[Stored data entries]
#####

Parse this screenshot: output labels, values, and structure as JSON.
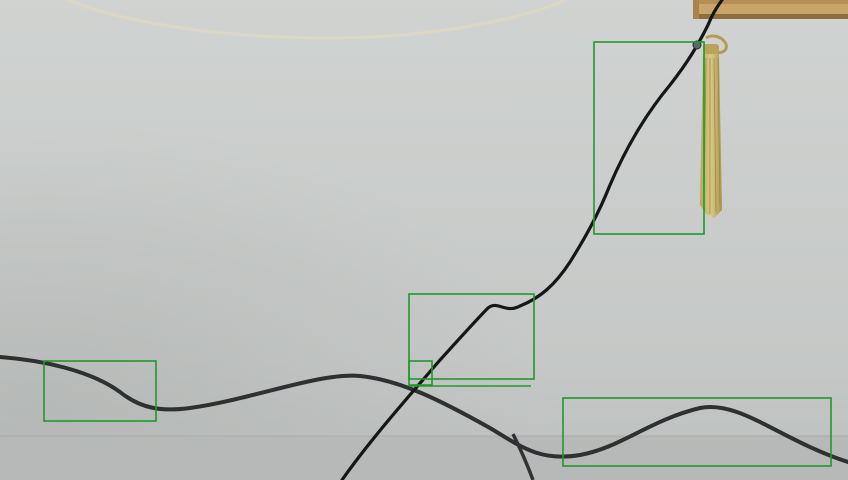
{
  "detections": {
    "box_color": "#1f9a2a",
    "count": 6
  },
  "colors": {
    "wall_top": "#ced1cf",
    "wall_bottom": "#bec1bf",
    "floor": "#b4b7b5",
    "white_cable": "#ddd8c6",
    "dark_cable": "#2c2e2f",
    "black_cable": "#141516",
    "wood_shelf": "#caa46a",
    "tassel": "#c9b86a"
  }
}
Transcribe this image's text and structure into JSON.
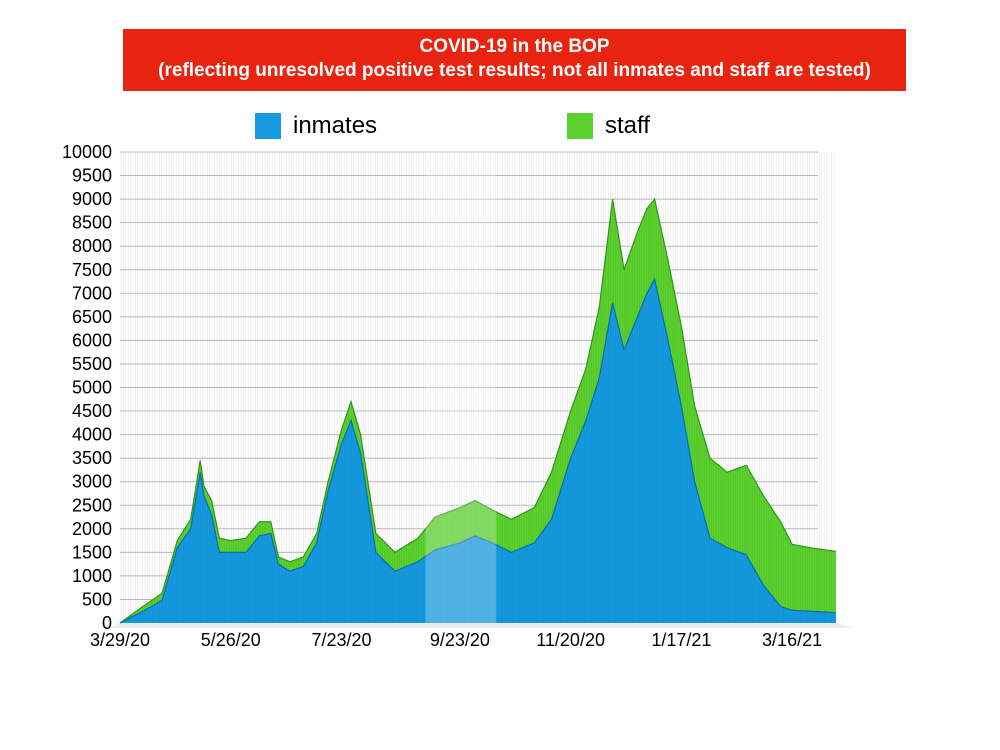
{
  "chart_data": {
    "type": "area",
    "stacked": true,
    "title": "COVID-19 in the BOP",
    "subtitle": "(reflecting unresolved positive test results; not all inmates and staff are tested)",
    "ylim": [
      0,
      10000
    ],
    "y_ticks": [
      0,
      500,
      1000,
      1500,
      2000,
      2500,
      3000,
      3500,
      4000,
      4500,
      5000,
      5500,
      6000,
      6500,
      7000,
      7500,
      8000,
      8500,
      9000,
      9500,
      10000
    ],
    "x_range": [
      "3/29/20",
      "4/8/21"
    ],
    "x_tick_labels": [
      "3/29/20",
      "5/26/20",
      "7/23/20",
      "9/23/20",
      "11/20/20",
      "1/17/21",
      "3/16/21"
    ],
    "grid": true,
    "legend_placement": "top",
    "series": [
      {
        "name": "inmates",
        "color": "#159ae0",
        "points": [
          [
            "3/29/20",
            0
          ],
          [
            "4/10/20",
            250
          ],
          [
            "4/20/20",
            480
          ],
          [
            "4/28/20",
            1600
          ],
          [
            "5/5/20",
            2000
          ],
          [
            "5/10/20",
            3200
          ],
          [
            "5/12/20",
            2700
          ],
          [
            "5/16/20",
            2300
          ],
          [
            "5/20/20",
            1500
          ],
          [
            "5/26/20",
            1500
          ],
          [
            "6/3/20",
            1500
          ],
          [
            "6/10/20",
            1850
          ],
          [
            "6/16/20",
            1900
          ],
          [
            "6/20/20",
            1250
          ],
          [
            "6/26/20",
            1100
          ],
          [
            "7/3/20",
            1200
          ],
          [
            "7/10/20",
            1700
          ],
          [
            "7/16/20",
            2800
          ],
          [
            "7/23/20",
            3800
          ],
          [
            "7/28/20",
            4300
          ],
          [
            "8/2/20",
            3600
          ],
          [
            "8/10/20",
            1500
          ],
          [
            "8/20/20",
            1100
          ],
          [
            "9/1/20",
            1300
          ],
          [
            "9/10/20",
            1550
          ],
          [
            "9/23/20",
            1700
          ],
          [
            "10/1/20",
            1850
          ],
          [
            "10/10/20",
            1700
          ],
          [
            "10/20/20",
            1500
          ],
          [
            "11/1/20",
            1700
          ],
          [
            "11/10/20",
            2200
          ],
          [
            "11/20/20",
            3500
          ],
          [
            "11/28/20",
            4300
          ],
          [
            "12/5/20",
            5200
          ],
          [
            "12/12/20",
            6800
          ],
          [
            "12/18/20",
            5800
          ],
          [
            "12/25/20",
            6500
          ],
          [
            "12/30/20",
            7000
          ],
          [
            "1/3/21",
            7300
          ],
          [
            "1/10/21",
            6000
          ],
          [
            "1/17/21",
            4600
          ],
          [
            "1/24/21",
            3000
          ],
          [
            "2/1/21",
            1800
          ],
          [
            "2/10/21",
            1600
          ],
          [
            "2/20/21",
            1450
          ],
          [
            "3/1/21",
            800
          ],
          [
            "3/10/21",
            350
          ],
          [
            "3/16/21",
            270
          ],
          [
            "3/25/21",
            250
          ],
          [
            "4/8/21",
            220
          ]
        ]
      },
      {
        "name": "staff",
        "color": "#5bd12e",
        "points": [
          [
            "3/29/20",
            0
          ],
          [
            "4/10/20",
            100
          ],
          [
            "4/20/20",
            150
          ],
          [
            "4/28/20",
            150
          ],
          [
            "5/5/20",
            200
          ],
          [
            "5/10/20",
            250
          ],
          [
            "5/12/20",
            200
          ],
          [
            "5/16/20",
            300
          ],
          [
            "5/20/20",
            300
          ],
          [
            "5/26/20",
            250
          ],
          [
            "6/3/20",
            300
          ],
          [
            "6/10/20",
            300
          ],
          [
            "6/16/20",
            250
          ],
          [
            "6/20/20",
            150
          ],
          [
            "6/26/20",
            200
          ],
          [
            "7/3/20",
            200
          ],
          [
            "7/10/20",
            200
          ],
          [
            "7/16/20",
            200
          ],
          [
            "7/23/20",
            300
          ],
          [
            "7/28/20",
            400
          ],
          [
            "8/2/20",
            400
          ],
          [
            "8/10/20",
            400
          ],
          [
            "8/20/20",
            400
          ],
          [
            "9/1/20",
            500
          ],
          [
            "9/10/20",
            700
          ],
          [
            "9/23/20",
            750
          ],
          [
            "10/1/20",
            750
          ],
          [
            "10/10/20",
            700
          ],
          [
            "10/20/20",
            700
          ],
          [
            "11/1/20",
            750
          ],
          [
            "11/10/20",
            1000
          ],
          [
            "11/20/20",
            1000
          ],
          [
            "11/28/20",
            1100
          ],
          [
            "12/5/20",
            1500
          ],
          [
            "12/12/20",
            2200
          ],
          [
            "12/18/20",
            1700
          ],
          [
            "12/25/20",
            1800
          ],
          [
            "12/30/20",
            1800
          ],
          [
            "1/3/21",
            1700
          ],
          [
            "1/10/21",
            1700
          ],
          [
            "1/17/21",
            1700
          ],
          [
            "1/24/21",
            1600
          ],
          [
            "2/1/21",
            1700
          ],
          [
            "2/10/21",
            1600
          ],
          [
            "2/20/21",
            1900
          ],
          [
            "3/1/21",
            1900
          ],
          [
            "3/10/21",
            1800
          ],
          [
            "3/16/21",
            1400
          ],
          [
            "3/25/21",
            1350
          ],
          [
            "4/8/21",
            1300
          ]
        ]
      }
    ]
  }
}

#####

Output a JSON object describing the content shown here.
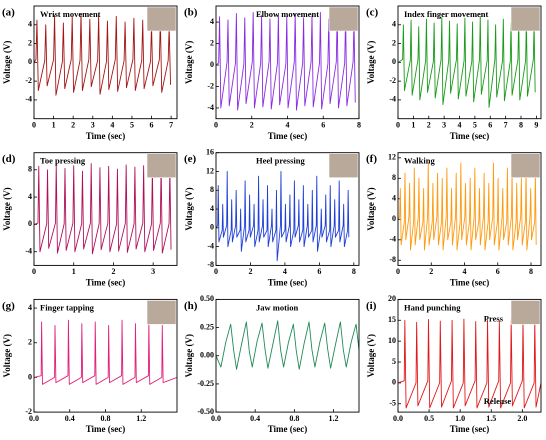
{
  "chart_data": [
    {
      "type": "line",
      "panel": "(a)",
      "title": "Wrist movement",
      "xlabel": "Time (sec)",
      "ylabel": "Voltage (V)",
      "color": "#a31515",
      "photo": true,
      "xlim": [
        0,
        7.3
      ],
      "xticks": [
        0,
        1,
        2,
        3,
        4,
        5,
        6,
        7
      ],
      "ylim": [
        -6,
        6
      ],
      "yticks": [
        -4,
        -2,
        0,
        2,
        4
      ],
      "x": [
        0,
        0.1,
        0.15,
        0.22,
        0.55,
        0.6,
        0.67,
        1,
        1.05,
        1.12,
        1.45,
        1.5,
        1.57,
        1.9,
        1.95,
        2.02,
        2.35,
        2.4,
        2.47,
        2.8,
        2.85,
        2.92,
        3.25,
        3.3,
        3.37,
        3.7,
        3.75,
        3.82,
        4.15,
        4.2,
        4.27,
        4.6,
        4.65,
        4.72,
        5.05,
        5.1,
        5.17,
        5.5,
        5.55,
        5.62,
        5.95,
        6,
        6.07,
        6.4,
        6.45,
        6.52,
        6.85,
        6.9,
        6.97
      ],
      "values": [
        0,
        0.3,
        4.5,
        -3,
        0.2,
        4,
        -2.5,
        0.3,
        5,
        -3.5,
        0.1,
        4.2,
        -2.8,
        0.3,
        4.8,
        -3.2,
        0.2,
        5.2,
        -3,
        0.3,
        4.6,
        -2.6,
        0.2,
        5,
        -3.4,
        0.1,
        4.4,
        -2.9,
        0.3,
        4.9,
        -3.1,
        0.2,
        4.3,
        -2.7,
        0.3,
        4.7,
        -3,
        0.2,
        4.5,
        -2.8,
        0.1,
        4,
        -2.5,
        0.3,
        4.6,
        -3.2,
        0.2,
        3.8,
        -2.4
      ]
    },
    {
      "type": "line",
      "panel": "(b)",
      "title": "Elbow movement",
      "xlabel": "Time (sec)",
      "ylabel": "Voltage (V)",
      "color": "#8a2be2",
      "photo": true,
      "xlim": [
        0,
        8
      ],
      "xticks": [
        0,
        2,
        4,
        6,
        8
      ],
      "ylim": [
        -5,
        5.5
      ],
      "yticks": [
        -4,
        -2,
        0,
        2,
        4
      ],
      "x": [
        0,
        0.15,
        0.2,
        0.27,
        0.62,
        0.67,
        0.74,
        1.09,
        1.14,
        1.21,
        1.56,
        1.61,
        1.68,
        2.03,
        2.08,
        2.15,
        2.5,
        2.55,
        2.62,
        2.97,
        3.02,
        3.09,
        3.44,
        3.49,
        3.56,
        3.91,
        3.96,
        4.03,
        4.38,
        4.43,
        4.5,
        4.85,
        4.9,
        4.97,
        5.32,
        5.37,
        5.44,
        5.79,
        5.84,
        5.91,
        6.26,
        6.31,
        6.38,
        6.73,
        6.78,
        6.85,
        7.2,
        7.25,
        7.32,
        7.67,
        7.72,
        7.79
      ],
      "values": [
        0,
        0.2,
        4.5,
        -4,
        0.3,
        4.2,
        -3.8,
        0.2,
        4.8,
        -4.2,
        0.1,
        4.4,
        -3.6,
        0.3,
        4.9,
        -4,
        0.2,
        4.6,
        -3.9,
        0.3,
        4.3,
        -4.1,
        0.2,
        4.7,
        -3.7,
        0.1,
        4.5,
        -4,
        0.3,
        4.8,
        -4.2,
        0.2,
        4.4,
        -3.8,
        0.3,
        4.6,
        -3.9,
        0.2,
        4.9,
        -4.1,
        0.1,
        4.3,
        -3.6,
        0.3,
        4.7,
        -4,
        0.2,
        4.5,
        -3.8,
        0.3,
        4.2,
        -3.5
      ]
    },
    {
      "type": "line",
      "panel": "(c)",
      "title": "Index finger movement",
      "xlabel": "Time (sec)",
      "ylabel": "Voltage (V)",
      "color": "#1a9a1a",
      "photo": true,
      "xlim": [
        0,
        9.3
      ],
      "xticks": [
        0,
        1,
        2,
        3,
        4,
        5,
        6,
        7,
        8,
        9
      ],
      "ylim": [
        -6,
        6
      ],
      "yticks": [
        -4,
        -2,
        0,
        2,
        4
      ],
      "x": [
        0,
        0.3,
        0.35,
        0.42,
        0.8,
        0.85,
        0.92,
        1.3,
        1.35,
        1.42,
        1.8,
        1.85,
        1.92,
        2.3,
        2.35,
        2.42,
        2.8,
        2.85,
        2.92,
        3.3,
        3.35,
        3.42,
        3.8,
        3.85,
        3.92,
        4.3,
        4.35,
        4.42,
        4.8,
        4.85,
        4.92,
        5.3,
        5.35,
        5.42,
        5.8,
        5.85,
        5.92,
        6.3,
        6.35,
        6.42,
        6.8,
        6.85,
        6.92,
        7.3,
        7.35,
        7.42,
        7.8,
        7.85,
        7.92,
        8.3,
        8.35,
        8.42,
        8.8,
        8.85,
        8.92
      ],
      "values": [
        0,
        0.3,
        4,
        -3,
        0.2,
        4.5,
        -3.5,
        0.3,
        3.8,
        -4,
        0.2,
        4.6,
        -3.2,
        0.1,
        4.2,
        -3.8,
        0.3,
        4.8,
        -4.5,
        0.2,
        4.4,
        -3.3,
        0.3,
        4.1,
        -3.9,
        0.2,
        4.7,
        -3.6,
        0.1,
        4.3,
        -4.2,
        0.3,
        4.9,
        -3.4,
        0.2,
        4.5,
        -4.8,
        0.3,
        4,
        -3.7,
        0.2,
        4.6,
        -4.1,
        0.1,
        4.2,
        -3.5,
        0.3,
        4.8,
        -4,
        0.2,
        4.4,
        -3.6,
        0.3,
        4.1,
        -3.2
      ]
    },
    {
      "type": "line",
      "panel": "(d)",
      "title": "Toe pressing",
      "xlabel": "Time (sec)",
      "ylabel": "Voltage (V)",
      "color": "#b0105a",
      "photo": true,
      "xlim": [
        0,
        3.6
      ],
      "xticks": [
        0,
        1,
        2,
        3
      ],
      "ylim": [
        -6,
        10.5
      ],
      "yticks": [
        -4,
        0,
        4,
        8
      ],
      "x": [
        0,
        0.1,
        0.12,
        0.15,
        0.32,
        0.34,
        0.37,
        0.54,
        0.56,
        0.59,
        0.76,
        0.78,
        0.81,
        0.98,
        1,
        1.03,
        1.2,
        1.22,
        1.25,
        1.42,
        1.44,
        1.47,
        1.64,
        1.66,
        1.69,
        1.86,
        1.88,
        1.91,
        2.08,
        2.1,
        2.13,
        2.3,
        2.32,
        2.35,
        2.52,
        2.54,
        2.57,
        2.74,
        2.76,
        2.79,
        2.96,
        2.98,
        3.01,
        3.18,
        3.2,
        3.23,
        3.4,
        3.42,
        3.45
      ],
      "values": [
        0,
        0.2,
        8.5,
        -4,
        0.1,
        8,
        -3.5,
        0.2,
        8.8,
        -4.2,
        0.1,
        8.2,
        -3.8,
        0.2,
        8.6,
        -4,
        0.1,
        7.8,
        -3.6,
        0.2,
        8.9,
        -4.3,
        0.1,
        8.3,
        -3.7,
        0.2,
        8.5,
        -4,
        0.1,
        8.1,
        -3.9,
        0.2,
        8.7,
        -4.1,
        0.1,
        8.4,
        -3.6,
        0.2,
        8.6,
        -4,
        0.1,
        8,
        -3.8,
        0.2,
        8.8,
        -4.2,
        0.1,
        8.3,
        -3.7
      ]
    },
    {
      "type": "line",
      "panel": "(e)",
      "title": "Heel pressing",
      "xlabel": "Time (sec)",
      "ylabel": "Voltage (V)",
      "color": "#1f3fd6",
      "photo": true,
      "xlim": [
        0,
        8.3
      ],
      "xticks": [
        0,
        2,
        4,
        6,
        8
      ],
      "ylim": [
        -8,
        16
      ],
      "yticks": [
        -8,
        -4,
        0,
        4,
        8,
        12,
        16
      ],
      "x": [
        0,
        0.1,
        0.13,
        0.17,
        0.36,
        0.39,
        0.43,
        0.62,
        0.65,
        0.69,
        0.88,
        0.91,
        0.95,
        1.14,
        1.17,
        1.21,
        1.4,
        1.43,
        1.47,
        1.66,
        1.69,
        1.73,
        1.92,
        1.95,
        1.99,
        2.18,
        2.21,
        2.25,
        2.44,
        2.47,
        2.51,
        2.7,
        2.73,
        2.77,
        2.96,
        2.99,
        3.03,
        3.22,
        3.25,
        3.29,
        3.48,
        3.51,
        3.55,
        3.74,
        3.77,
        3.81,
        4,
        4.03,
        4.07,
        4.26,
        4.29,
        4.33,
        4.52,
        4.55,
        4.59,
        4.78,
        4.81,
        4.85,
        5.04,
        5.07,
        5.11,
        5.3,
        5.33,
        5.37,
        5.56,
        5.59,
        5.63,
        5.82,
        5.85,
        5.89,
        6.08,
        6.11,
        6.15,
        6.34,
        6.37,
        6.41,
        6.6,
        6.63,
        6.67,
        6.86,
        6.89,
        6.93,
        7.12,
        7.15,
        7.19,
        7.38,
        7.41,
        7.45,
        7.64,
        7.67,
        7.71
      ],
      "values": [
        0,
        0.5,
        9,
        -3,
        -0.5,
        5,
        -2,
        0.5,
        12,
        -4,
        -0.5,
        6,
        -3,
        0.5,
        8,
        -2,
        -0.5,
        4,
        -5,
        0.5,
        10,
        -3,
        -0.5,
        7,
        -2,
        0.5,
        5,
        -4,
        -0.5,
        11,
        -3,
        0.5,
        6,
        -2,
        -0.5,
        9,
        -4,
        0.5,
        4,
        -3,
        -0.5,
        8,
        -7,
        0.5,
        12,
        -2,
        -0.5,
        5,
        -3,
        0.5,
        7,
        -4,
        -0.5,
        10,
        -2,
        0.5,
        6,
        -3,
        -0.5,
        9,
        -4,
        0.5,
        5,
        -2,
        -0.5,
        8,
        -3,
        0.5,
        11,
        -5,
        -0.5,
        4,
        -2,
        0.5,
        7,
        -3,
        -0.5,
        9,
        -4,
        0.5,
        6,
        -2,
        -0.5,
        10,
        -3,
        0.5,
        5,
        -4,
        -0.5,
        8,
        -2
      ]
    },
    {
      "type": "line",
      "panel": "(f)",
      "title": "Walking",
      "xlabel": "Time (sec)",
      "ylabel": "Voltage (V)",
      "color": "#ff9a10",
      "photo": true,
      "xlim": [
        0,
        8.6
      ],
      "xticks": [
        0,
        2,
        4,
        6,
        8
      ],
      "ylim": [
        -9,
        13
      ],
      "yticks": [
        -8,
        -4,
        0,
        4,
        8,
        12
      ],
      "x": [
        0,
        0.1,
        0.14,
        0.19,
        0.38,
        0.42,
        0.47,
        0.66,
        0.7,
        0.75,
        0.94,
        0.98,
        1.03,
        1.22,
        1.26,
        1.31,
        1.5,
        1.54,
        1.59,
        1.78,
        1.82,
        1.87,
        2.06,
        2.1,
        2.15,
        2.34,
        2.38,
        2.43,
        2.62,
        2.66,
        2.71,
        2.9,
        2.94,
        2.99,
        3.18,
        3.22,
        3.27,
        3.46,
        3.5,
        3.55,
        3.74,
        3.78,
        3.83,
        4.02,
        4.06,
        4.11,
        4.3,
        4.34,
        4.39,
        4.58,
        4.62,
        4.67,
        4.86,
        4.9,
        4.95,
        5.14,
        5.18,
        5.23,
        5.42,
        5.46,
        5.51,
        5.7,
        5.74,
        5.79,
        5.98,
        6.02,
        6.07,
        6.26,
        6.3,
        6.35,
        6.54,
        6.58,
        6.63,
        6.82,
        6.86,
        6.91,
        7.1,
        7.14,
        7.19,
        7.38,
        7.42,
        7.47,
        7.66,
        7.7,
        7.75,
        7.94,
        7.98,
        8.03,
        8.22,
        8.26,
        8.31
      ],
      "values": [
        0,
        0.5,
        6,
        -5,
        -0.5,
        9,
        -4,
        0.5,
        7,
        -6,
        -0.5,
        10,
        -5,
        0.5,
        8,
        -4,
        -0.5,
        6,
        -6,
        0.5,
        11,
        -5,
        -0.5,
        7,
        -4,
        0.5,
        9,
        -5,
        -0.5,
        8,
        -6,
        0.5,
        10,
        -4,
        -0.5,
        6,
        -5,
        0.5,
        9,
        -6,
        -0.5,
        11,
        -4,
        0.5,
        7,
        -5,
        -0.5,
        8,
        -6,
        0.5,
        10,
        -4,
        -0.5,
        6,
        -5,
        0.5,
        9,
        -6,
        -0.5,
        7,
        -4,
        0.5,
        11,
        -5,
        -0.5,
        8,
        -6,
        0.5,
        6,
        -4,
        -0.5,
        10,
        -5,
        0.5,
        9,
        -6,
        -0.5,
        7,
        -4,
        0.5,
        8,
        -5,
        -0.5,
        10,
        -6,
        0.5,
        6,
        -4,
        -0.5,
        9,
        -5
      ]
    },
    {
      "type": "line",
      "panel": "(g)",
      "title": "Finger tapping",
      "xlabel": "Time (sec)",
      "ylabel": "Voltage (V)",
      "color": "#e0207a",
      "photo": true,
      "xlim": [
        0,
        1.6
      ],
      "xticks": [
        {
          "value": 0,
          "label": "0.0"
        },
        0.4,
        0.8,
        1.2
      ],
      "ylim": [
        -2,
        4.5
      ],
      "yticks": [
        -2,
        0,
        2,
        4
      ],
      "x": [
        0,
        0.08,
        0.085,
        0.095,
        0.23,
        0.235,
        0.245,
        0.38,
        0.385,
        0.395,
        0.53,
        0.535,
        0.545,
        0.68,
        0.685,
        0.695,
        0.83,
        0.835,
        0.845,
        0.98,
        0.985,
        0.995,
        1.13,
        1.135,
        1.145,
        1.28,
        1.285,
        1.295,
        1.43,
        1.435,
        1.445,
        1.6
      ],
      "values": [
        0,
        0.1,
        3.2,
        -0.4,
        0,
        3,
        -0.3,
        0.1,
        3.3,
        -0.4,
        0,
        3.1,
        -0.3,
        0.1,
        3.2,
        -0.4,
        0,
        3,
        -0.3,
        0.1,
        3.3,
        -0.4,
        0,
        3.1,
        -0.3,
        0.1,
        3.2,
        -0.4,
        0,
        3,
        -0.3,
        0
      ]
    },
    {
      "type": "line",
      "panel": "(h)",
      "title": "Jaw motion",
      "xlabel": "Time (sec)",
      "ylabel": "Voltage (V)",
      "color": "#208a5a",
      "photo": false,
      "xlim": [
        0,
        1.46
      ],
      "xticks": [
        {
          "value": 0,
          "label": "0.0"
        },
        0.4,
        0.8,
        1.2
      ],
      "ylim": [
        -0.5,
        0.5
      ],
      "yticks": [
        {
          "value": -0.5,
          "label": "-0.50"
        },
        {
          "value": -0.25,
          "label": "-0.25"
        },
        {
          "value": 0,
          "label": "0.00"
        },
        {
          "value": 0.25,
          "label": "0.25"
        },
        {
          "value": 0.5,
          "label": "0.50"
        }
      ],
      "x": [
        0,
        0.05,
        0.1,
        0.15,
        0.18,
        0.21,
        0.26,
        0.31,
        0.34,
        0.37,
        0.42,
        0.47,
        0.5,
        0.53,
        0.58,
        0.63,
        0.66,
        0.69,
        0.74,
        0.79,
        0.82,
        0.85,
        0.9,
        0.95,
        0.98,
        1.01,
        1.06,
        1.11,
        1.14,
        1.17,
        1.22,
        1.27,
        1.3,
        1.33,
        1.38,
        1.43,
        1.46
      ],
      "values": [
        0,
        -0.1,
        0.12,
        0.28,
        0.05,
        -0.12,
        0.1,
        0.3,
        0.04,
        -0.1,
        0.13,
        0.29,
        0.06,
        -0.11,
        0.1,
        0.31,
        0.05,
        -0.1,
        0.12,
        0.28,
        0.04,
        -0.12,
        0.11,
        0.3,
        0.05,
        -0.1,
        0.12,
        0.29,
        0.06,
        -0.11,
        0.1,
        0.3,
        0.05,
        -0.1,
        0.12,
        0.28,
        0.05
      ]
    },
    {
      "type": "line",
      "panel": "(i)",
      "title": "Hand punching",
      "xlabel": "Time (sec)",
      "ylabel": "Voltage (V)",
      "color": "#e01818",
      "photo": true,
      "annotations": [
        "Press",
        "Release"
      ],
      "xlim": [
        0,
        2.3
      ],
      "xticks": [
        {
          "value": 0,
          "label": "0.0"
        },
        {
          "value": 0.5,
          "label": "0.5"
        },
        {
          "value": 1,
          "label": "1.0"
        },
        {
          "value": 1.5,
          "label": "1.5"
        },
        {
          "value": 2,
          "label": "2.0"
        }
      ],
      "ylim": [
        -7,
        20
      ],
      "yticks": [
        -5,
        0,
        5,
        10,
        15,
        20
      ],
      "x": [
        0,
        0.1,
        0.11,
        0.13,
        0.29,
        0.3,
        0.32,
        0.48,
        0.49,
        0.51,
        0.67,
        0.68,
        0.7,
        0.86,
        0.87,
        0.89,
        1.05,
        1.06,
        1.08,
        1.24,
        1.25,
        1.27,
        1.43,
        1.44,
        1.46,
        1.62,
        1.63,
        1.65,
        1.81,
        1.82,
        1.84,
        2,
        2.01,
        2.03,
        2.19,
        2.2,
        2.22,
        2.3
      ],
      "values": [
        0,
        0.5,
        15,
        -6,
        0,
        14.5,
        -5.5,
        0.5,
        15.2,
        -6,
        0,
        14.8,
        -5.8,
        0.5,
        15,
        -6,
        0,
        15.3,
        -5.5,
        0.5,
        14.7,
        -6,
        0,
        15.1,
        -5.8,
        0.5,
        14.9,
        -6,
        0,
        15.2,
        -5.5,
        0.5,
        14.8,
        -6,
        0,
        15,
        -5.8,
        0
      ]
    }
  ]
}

#####

REQUEST —
From the entries above, copy out every line where the string "structure" appears.

OUTPUT FOR THIS EXERCISE —
Parse this screenshot: output labels, values, and structure as JSON.
Transcribe this image's text and structure into JSON.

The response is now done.